• Provided text
....
Multiple comparison correction was performed with permutation testing at the cluster level. For each individual, 10 null maps for each linear model were created by shuffling the condition labels across trials (i.e., randomizing trial-to-condition assignments). Then, for each of 1000 permutations, one of these null maps was chosen per participant at random, and analyses proceeded exactly as they had been for real data. The maximal cluster size obtained from group-level analyses at each iteration was used to build a distribution of maximal cluster size expected by pure chance (noise), given a pre-cluster threshold of p < 001. The observed cluster sizes in the real data were assigned a significance value based on their likelihood in this distribution; clusters above 105 mm2 were significant at pcorr < .05.
Functional ROI definition
We used the significant clusters from the whole-brain, surface searchlight analyses with the associative coding and perceptual models to define individual functional ROIs. To do so, we used the group clusters as boundaries, then selected individual surface nodes in each participant by taking the largest cluster of non-zero nodes within it. These regions were then tested for fit of the other models, all of which used independent comparisons (between different trials) from those used to define the ROIs. This enabled us to test the theoretical question of whether the same or different regions enable associative and relational coding.
....
• Given records
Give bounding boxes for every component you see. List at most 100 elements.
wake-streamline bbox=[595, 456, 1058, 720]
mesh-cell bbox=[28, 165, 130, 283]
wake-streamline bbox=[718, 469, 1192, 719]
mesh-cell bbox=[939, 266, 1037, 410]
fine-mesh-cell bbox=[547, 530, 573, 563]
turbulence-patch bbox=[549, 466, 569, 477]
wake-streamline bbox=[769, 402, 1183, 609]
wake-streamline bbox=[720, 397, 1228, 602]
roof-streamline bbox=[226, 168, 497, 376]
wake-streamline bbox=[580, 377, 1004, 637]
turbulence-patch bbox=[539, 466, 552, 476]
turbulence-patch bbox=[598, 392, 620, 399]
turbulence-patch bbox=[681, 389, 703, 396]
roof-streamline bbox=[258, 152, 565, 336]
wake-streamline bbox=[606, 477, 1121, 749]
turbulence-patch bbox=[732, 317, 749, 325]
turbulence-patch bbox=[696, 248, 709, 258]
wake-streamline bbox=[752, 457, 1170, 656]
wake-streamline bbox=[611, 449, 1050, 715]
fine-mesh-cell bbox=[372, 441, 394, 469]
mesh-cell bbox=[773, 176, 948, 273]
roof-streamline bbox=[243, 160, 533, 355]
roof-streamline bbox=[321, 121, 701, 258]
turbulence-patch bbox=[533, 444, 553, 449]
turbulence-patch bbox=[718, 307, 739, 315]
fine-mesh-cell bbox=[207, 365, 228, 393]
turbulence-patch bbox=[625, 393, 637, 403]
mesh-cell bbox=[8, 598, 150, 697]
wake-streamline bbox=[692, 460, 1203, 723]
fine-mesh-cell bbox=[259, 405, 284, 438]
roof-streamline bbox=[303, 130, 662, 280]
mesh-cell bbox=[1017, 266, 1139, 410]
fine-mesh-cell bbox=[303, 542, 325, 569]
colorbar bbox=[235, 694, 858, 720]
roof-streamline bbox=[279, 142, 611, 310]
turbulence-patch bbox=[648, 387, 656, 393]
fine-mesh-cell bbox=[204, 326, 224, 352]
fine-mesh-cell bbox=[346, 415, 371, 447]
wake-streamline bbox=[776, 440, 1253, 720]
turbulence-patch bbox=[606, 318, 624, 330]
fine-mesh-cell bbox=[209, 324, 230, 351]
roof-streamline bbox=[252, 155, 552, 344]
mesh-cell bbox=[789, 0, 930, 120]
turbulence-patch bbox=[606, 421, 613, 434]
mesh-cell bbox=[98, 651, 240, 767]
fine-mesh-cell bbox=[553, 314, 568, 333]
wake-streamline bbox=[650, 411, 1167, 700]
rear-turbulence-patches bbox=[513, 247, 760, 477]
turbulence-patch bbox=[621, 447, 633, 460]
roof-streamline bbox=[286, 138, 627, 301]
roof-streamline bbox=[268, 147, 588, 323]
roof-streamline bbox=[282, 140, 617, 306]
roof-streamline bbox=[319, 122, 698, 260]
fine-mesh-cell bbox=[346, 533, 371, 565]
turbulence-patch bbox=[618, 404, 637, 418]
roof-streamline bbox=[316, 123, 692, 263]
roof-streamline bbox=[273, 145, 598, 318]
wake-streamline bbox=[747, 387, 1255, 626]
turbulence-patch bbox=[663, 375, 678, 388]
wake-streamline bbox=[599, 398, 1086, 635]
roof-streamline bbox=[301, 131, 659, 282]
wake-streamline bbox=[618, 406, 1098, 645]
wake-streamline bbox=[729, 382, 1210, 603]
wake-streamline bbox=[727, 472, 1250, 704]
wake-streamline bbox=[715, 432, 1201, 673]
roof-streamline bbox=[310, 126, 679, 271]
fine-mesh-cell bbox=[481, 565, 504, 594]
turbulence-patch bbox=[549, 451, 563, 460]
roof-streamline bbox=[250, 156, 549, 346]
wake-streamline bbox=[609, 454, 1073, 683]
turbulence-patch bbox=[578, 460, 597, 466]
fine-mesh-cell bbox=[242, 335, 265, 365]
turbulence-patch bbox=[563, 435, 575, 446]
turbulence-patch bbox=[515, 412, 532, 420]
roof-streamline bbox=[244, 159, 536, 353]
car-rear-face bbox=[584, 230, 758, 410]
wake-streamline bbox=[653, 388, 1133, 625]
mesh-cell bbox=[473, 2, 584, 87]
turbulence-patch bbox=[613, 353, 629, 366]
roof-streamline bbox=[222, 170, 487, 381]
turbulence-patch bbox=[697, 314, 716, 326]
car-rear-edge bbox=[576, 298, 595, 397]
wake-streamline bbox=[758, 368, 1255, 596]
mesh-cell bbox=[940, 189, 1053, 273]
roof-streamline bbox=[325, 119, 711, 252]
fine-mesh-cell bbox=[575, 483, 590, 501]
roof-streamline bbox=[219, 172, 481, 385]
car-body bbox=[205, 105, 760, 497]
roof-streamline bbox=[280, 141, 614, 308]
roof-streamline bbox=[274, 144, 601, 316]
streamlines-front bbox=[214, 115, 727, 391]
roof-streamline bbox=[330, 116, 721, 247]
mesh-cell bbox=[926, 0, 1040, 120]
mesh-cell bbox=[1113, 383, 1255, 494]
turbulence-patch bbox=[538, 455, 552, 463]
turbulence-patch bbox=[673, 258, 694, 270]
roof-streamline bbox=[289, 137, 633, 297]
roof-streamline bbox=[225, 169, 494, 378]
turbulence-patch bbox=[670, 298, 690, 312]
....
• What you have to do
Decide whether each of the statements below agrees with the passage above on cluster correction and ROI definition. Answer yes or no for each, and quote the deciding words from that passage.
1. Null maps were produced by shuffling condition labels across trials.
2. Each individual had 1000 null maps created for each linear model.
3. The other models were tested on the ROIs using the same comparisons that defined those ROIs.

• Result of the task
1. Yes: "10 null maps for each linear model were created by shuffling the condition labels across trials"
2. No: "For each individual, 10 null maps for each linear model were created"
3. No: "all of which used independent comparisons (between different trials) from those used to define the ROIs"